## Exercise task
In full and without deviation, write out the entries that follow.

++++

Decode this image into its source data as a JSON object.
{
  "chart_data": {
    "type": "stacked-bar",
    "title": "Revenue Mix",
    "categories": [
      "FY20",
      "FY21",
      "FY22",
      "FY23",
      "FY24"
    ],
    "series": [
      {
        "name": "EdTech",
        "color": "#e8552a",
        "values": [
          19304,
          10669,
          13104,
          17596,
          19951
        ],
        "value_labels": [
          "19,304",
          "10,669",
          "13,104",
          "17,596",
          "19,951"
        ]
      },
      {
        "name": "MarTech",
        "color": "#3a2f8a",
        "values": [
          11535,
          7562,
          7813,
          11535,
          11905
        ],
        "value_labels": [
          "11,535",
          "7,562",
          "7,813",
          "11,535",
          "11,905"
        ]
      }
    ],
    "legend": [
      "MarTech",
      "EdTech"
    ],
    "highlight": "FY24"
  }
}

++++

## The answer
Decode this image into its source data as a JSON object.
{
  "chart_data": {
    "type": "stacked-bar",
    "title": "Revenue Mix",
    "categories": [
      "FY20",
      "FY21",
      "FY22",
      "FY23",
      "FY24"
    ],
    "series": [
      {
        "name": "EdTech",
        "color": "#e8552a",
        "values": [
          19304,
          10669,
          13104,
          17596,
          19951
        ],
        "value_labels": [
          "19,304",
          "10,669",
          "13,104",
          "17,596",
          "19,951"
        ]
      },
      {
        "name": "MarTech",
        "color": "#3a2f8a",
        "values": [
          11535,
          7562,
          7813,
          11535,
          11905
        ],
        "value_labels": [
          "11,535",
          "7,562",
          "7,813",
          "11,535",
          "11,905"
        ]
      }
    ],
    "legend": [
      "MarTech",
      "EdTech"
    ],
    "highlight": "FY24"
  }
}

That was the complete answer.